+++ Dataset extract
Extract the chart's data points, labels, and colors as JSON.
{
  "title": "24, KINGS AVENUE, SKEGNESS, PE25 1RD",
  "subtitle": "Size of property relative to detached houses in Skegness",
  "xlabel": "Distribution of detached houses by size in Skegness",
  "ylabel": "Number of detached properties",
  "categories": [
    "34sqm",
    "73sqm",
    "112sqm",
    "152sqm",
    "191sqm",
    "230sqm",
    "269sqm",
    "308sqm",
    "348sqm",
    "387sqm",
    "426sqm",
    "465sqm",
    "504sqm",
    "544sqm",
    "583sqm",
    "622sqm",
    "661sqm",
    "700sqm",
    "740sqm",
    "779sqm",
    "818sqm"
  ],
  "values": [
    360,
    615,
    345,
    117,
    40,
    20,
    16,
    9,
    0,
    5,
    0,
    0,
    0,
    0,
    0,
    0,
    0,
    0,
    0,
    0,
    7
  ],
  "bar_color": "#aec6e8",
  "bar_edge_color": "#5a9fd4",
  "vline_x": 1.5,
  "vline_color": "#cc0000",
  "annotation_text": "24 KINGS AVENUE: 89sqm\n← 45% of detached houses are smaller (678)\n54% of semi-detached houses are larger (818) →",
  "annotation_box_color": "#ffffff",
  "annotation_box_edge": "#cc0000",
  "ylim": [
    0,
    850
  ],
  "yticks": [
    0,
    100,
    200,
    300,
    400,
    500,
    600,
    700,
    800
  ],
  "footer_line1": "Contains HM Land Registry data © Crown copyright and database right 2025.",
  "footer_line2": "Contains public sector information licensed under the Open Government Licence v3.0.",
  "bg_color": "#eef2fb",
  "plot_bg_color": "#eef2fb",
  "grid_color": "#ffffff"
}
++++++
Check each line above for the string "AVENUE", then copy the ones that have it.

Answer to the task —
  "title": "24, KINGS AVENUE, SKEGNESS, PE25 1RD",
  "annotation_text": "24 KINGS AVENUE: 89sqm\n← 45% of detached houses are smaller (678)\n54% of semi-detached houses are larger (818) →",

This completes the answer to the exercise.